# Instruction
Tally the lines in the following entries that include the word "method"; state only the total.

───── Working data

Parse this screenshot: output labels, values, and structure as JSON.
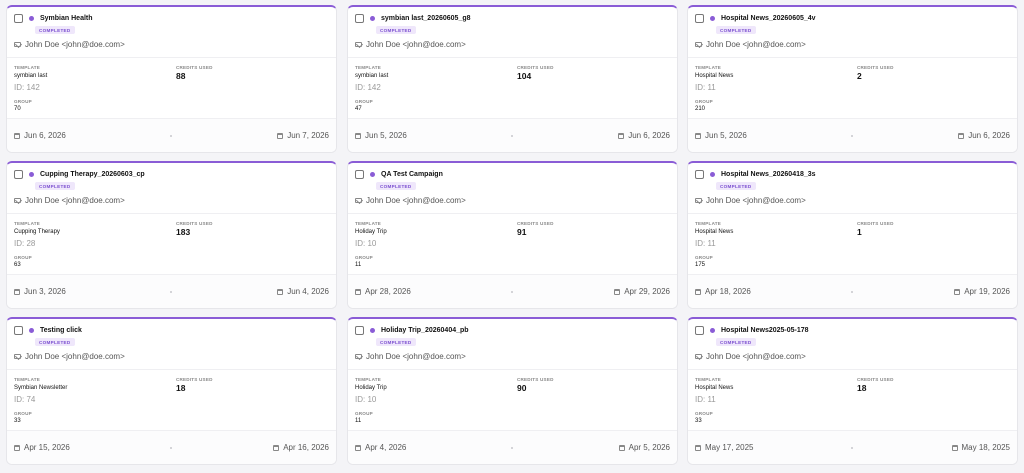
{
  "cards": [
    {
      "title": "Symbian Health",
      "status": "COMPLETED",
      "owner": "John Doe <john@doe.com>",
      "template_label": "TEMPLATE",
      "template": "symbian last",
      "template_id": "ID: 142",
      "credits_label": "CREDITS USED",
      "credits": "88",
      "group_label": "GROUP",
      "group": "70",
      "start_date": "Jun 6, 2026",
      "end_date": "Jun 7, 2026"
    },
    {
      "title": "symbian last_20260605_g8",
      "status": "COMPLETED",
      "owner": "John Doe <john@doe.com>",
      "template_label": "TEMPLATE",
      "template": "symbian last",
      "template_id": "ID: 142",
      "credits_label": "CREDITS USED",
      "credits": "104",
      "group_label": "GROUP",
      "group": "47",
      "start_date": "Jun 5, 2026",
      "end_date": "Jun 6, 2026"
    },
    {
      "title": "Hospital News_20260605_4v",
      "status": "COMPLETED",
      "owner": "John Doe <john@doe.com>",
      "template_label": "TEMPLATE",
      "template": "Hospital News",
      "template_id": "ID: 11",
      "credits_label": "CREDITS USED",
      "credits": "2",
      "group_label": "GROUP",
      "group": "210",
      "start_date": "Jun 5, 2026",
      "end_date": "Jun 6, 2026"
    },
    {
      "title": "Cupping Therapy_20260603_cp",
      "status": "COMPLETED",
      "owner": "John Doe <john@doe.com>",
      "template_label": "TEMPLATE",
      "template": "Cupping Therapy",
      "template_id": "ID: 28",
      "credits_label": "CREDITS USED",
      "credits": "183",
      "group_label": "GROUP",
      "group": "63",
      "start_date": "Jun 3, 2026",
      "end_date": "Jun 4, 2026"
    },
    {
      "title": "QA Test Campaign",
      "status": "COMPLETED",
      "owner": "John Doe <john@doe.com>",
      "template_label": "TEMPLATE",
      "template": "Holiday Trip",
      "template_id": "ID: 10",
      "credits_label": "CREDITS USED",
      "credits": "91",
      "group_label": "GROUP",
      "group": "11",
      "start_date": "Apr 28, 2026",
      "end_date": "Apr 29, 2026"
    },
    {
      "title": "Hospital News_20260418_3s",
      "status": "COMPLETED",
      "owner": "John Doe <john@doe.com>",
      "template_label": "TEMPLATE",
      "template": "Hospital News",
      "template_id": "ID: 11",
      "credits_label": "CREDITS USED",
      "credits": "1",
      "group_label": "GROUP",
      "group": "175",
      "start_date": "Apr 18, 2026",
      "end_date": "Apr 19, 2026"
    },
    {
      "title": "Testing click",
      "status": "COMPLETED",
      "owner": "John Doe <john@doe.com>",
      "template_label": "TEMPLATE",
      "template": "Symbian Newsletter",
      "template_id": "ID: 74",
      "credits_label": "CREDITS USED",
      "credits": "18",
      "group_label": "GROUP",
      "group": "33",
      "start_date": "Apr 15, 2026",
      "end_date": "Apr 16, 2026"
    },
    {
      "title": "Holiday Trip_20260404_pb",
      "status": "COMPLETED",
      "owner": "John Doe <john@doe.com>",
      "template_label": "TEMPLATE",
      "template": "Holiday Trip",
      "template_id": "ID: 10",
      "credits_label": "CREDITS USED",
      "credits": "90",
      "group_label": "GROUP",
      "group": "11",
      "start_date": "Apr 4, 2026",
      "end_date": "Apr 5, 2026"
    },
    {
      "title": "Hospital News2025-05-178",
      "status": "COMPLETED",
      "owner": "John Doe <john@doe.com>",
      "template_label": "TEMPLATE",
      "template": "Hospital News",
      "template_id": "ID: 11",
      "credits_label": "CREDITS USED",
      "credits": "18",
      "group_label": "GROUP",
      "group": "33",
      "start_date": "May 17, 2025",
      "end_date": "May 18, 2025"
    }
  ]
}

──────────
───── Working data

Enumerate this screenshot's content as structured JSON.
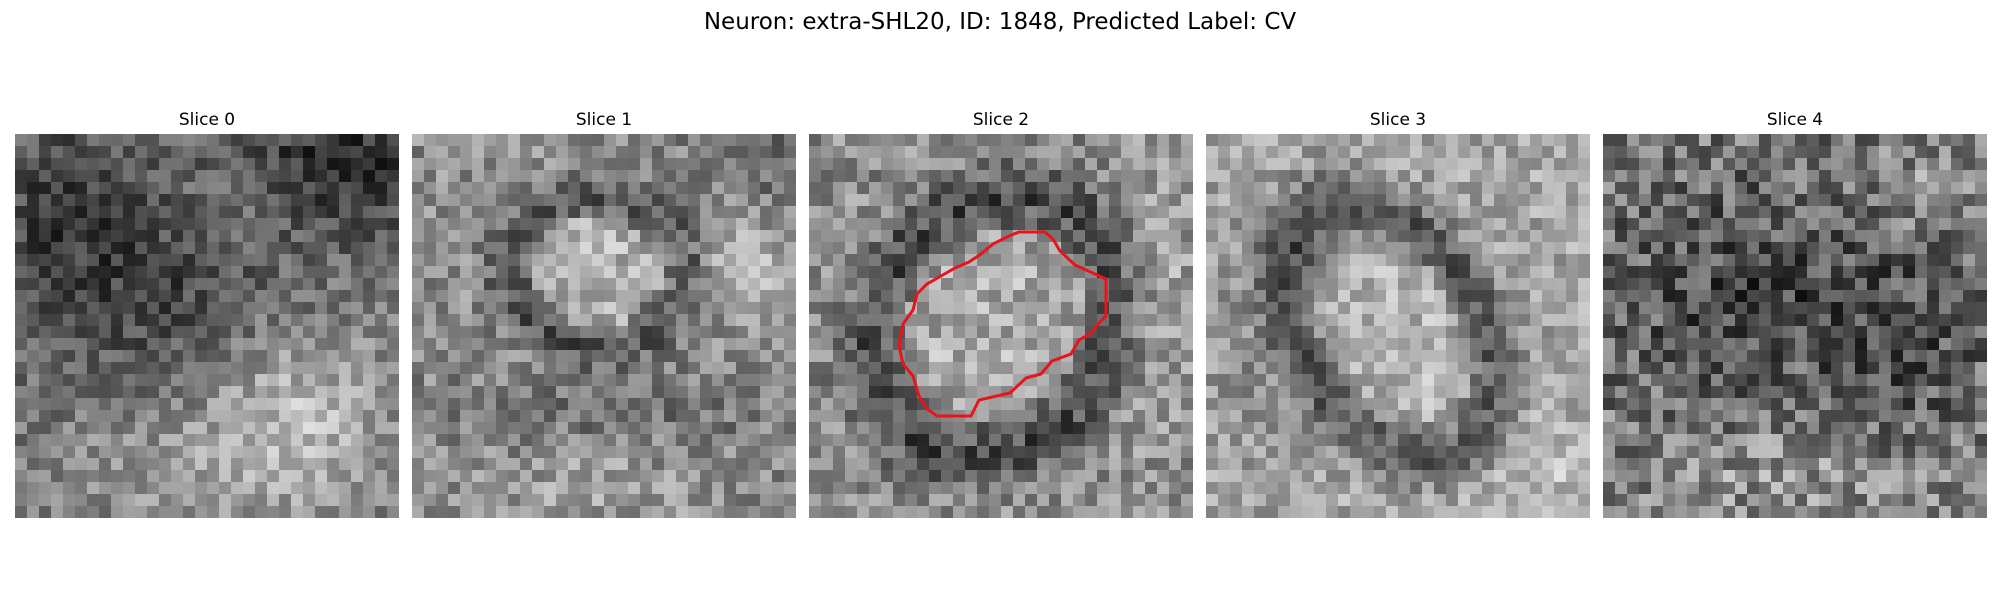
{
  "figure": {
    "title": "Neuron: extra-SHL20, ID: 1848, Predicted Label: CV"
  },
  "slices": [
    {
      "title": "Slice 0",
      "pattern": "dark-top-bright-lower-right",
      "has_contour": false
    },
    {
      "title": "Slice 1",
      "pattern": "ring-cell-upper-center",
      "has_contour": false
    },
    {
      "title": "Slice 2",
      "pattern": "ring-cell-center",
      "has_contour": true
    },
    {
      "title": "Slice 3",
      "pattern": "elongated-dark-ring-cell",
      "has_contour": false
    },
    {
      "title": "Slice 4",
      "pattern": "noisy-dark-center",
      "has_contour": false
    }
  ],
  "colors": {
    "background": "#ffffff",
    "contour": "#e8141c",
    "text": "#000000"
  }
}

──────────
───── Working data

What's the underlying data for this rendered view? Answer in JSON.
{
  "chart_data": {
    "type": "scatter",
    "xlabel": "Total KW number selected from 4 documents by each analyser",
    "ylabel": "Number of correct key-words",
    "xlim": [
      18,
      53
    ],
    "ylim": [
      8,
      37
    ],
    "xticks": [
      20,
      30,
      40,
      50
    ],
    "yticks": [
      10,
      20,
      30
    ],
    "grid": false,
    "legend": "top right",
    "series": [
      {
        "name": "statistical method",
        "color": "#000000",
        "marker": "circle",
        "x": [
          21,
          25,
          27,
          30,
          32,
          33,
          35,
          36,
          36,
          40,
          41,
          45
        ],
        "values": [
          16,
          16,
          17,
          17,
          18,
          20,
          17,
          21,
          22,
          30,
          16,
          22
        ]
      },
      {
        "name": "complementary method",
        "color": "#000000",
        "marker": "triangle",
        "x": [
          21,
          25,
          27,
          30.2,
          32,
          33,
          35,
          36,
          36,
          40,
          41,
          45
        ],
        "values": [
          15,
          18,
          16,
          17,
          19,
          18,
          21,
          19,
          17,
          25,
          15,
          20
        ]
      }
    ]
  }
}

──────────

# Task response
2